— begin SELECTED PASSAGE —
The Renaissance physicist, mathematician, philosopher and astronomer Galileo Galilei is perhaps best known for his work on gravity, relative motion and the discovery of numerous astronomical objects such as Jupiter’s four largest moons, the phases of Venus and so on.
But just as remarkable is Galileo’s work as an optical engineer on the design of the telescope. Galileo didn’t invent the telescope but he did adapt the design of the spyglass for astronomical purposes.
In fact, Galileo’s improvements were extraordinary. Between the summer 1609 and the beginning of January 1610, Galileo increased the magnification of his telescope by a factor of 21. He also introduced a number of modifications, such as the ability to control its aperture, that helped to reduce optical aberrations.
It was these changes that turned an ordinary spyglass into a revolutionary astronomical instrument.
So an interesting question is to ask what theory of optics Galileo used to make these advances. The standard view is that Galileo’s improvements were an educated extrapolation of the optical ideas used to design spectacles.
But today, Yaakov Zik and Giora Hon at the University of Haifa in Israel say that Galileo’s understanding of optics must have been much more detailed than that of a standard spectacle-maker. Indeed, they argue that the improvements Galileo made to the telescope could only have been possible with a new theory of optics as revolutionary as the device itself.
— end SELECTED PASSAGE —
— begin DATA SECTION —
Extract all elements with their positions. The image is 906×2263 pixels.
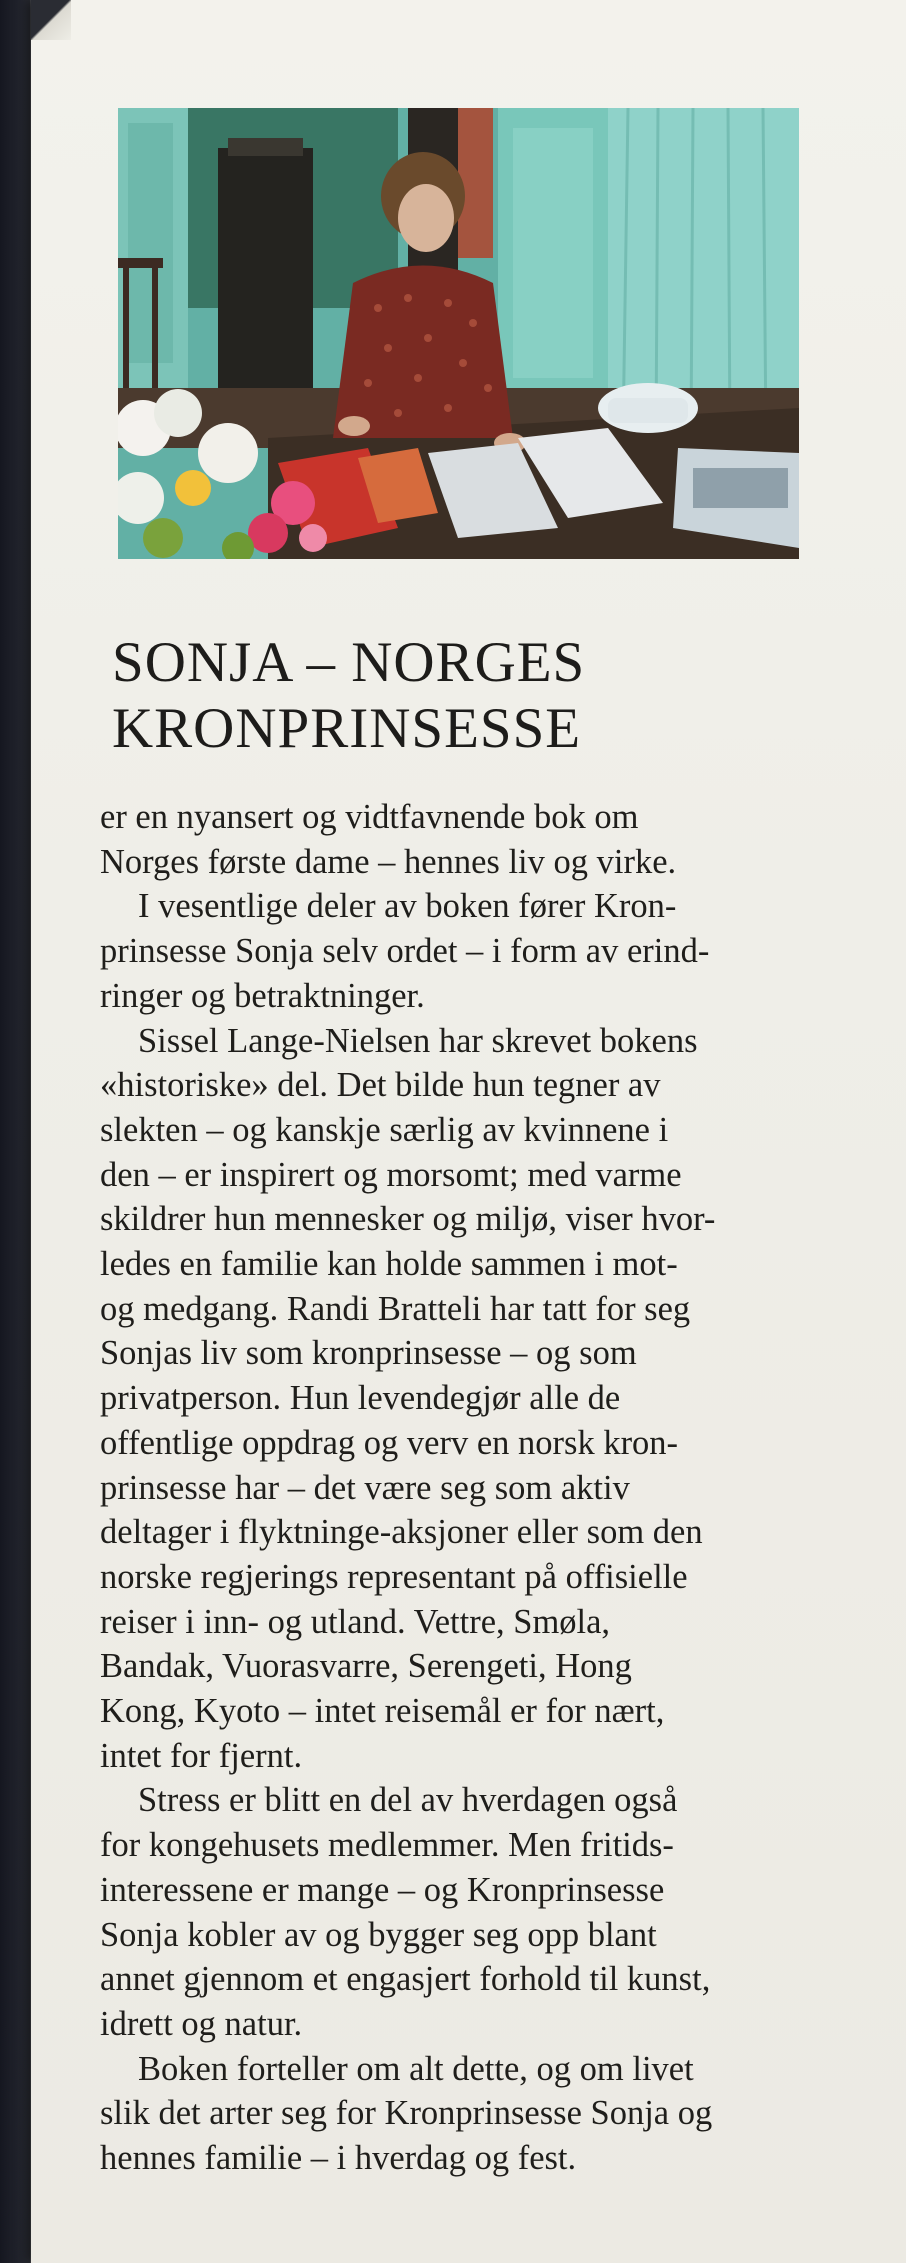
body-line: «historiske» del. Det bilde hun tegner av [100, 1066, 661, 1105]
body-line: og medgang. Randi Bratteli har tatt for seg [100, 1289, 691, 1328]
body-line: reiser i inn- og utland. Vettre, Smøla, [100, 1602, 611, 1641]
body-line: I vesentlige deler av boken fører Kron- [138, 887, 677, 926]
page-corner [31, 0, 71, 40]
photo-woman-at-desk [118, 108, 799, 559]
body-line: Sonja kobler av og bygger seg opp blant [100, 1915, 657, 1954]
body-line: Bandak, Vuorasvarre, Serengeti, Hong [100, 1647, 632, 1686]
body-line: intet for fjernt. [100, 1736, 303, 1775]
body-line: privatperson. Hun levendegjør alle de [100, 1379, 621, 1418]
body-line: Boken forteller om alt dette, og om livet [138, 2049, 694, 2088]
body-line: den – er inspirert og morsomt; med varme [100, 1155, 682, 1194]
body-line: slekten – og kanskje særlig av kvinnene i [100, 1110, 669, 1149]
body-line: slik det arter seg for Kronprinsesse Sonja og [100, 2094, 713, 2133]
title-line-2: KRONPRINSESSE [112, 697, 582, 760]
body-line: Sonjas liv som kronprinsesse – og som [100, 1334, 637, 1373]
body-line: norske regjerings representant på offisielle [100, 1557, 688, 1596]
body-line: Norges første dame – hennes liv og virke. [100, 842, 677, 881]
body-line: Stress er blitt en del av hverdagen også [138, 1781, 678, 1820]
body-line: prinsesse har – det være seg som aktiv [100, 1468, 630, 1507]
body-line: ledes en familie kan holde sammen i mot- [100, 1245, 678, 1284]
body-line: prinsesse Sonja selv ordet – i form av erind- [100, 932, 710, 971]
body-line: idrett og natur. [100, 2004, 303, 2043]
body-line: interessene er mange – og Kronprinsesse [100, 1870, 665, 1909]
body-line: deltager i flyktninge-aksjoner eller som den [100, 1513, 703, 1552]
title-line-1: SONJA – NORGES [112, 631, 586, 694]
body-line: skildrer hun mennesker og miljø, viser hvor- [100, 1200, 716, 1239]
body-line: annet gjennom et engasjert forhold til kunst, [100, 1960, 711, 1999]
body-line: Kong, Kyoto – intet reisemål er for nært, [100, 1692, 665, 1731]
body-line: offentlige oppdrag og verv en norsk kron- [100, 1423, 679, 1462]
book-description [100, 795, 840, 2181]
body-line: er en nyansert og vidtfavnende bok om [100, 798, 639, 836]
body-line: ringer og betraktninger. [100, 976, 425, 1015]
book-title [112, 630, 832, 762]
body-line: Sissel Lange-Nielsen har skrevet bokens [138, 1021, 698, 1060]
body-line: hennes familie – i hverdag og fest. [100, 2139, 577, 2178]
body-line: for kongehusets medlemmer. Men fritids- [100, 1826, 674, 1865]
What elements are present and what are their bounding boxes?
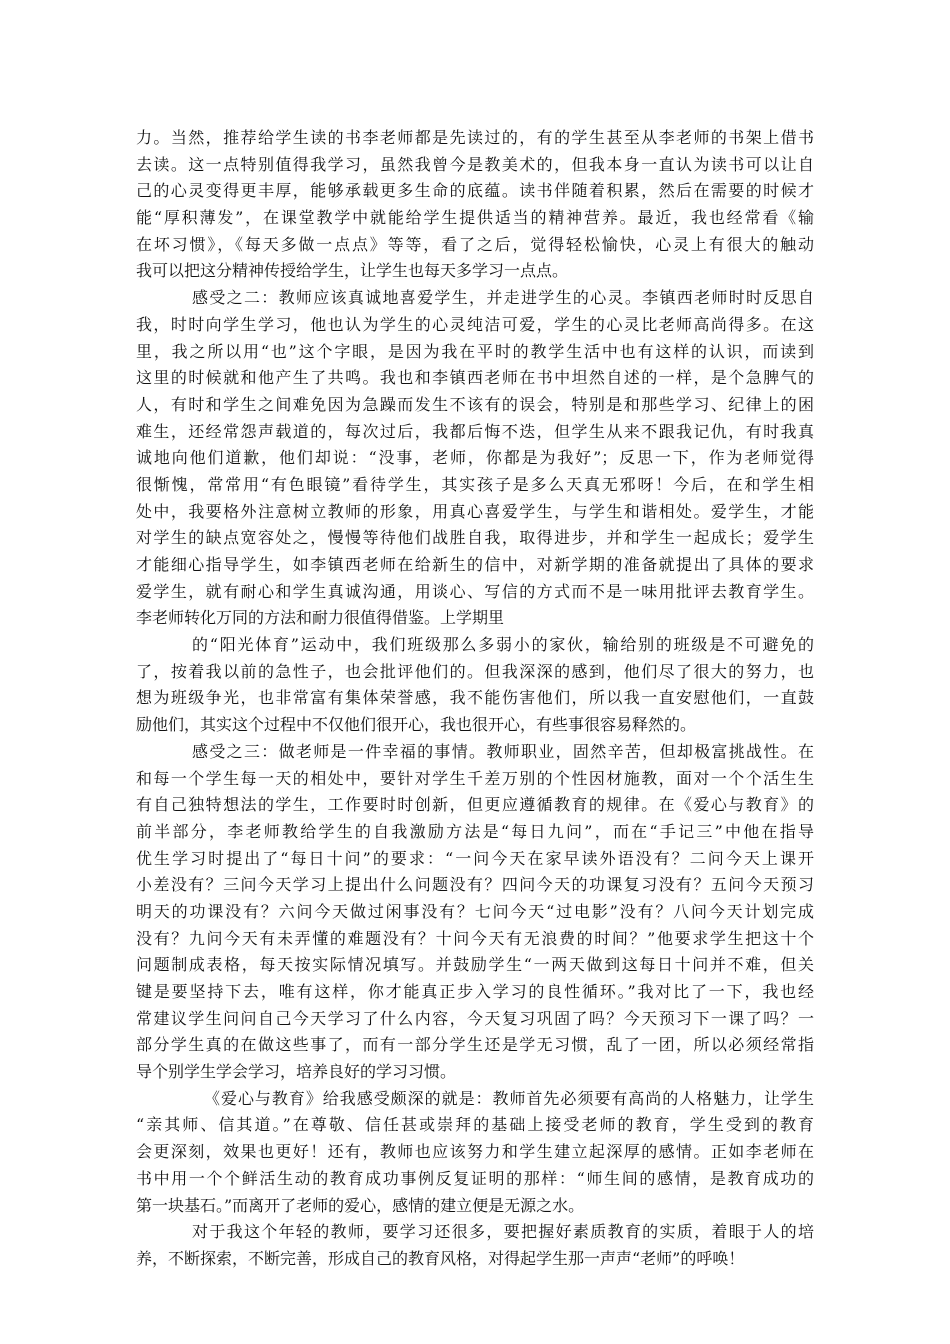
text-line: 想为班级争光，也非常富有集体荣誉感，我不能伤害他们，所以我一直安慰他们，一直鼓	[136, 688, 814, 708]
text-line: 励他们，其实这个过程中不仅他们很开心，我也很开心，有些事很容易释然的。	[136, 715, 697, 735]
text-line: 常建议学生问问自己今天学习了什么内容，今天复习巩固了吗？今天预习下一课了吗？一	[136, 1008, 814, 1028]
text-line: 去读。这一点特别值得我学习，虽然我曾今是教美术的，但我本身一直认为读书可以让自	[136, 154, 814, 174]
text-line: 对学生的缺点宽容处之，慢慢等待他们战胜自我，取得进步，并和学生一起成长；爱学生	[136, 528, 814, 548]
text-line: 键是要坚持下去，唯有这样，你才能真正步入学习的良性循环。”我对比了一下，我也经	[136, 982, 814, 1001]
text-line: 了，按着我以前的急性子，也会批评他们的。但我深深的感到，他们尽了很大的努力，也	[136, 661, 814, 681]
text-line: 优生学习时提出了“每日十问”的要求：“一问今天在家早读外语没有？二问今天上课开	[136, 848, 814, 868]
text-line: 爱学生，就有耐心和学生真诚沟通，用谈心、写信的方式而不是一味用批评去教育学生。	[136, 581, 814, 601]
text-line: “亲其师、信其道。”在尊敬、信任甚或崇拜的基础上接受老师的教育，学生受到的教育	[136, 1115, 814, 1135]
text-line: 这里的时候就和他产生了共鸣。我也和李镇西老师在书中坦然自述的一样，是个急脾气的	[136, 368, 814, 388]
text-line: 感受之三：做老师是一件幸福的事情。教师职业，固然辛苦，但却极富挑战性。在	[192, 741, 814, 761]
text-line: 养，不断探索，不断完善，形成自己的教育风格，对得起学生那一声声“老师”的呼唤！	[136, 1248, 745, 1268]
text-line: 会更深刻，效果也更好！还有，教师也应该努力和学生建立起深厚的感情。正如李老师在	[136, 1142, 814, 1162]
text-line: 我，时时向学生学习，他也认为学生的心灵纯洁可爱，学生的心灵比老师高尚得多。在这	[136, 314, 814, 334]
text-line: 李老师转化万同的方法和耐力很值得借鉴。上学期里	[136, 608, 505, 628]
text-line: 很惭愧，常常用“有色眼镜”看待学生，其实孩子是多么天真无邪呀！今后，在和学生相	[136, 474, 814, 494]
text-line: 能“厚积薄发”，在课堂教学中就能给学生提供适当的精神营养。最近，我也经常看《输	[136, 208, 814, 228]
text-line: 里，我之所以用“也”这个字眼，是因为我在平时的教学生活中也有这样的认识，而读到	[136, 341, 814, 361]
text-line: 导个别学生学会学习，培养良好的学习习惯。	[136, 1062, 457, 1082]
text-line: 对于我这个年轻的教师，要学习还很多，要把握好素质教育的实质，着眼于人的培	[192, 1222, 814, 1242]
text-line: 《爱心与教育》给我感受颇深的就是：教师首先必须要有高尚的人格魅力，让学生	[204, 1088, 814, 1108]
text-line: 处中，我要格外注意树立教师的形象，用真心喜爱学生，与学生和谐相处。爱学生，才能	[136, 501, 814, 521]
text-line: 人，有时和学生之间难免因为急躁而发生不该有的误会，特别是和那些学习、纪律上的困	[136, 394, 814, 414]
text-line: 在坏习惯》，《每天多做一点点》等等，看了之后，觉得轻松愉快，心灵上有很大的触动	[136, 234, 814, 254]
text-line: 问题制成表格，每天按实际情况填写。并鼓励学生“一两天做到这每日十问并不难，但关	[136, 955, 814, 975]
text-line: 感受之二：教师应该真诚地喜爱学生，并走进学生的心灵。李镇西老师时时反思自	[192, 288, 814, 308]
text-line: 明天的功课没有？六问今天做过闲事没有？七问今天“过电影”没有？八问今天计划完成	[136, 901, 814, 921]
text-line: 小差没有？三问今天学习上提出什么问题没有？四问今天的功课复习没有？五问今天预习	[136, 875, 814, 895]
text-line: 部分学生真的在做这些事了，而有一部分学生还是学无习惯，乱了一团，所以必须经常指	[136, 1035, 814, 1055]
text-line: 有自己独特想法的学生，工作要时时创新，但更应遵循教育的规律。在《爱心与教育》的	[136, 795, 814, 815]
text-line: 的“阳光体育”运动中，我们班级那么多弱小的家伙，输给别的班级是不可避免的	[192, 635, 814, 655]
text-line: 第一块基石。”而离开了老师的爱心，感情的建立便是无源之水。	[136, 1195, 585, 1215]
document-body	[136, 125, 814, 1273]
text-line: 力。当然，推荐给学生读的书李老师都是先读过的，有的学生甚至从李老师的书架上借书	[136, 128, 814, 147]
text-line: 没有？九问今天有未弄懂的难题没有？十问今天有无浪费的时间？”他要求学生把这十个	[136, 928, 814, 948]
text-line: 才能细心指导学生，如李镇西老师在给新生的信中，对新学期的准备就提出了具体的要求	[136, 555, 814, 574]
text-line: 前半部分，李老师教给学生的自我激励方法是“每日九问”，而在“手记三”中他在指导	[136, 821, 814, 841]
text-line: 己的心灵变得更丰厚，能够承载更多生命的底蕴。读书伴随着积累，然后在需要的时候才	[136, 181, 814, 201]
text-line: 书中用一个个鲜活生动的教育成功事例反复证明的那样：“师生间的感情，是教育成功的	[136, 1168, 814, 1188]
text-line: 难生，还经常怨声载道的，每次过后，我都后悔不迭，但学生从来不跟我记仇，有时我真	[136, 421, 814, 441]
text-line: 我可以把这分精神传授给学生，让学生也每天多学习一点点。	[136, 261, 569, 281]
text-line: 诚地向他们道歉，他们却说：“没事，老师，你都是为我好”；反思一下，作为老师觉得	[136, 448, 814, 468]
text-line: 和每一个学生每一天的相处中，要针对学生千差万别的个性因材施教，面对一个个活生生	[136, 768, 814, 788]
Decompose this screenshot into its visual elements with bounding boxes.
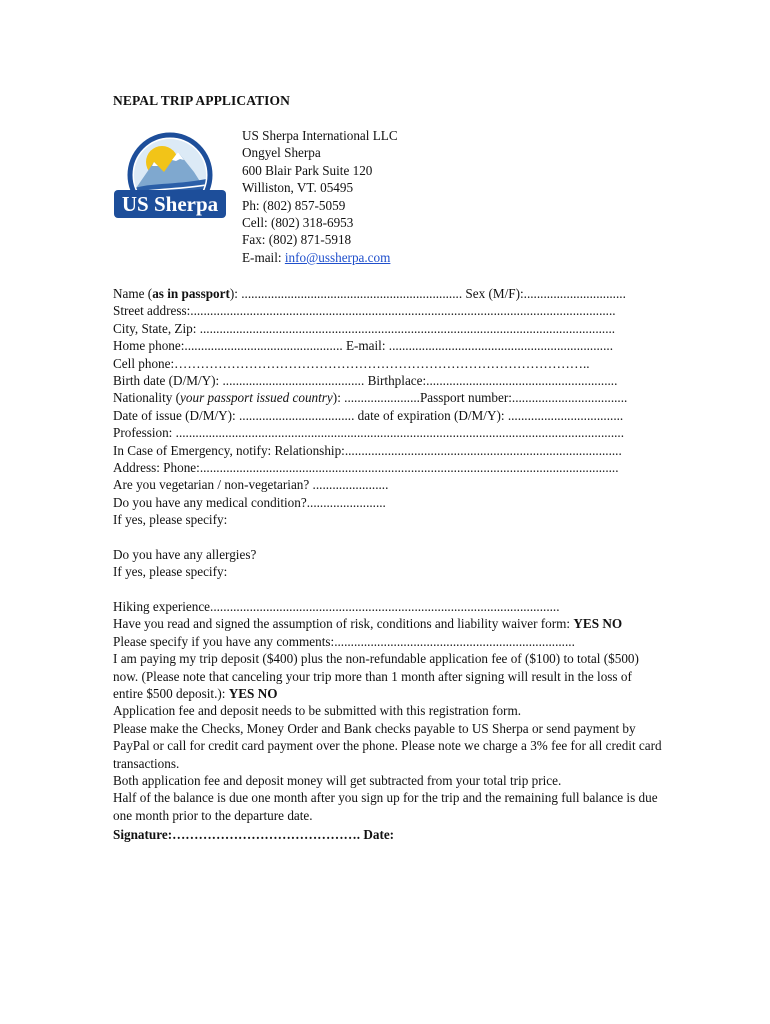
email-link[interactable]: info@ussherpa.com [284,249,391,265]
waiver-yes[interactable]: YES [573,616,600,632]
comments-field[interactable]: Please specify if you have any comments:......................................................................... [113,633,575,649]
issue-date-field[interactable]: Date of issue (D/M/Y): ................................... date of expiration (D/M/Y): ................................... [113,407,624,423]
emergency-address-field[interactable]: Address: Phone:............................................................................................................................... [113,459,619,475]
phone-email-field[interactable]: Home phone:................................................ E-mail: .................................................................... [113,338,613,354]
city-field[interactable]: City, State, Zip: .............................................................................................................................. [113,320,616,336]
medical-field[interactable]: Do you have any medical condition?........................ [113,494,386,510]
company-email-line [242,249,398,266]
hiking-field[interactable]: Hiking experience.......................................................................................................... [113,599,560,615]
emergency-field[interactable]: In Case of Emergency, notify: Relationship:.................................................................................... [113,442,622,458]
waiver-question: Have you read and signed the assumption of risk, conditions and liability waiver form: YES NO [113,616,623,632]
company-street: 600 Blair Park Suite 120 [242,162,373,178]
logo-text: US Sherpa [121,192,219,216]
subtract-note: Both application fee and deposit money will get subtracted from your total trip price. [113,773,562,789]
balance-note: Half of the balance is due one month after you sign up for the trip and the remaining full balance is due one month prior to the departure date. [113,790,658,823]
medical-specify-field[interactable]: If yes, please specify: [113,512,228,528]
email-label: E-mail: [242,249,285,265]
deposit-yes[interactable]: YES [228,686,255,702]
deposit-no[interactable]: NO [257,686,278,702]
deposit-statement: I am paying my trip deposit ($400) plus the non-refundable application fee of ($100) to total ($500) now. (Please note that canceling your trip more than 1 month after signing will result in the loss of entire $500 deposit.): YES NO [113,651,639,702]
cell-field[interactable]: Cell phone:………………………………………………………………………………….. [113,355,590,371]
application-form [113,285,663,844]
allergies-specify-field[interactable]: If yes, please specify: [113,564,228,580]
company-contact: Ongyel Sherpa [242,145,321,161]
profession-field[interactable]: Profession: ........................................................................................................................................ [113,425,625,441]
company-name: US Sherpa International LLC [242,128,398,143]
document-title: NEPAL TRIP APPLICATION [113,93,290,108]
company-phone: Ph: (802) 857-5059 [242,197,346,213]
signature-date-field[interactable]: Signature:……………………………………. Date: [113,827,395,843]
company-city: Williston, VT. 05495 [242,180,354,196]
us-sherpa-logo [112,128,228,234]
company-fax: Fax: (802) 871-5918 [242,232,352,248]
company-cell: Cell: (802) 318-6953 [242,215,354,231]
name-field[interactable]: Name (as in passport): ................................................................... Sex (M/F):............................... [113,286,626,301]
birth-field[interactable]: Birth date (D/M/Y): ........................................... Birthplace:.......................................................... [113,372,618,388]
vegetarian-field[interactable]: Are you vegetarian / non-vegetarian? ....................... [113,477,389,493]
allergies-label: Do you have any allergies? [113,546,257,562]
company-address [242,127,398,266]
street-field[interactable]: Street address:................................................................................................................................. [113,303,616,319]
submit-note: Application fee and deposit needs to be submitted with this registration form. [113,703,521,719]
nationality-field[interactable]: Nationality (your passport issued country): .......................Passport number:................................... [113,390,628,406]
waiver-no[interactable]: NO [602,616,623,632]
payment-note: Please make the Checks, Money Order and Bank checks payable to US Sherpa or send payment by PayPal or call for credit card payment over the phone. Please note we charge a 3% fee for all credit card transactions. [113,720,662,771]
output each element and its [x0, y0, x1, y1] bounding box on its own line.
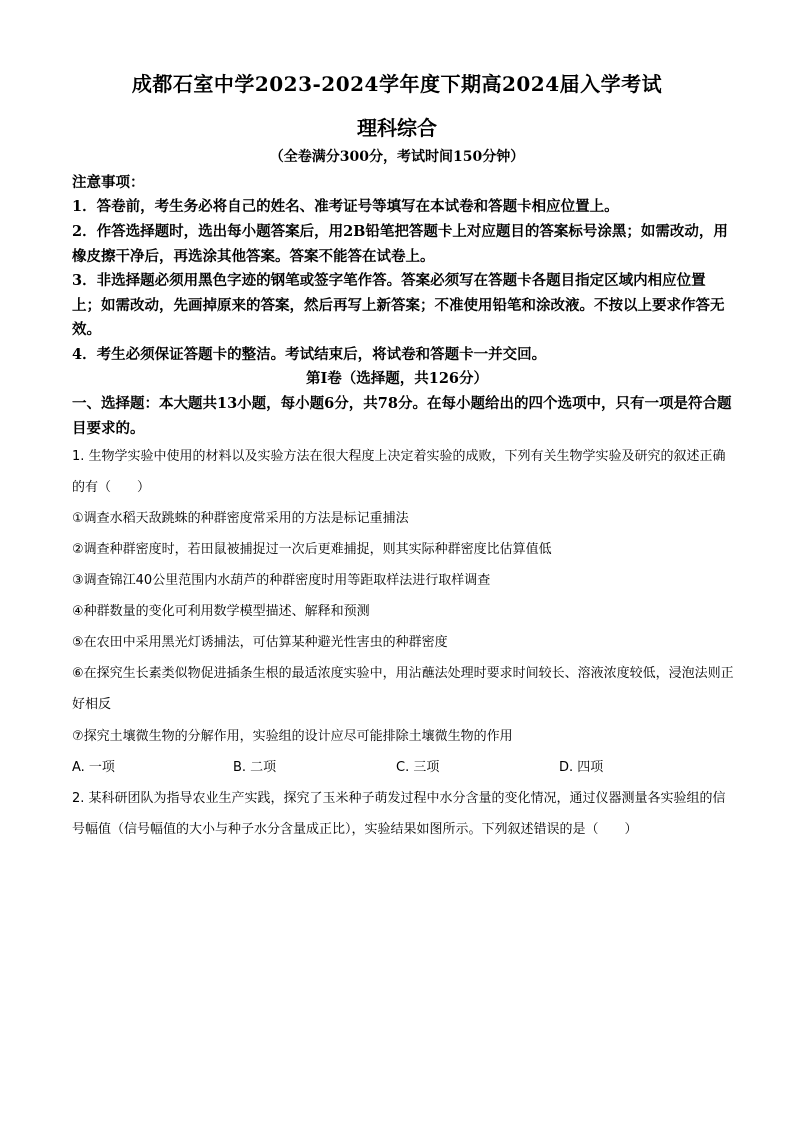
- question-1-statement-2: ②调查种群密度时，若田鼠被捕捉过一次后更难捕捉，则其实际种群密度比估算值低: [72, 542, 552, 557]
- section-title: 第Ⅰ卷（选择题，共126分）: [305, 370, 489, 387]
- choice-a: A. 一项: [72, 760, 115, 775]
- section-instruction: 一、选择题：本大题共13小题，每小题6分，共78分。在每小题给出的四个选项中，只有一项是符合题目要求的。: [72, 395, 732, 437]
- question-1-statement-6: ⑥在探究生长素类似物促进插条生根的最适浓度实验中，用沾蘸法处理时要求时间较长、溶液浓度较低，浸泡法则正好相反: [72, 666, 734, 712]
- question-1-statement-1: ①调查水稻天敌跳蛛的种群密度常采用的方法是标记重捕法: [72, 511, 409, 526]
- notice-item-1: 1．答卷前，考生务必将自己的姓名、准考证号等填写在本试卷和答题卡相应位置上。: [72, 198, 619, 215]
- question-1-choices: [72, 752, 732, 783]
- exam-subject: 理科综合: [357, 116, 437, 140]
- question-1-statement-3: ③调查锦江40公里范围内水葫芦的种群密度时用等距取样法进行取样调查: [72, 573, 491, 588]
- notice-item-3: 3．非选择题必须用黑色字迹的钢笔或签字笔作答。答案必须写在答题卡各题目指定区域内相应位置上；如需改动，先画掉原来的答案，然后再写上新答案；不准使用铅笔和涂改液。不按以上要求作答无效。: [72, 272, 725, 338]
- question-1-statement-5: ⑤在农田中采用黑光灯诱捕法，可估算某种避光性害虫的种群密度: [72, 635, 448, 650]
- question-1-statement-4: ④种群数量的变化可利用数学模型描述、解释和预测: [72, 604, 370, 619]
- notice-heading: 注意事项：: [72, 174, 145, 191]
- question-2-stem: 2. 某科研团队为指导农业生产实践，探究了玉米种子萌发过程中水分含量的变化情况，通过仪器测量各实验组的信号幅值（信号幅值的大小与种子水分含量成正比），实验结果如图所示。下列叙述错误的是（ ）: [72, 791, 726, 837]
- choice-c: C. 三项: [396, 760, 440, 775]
— end DATA SECTION —
• EXERCISE:
According to the opening sentence of the passage on Galileo's telescope above, what four disciplines did Galileo practice? List them.

• FINAL RESULT:
Physicist, mathematician, philosopher, astronomer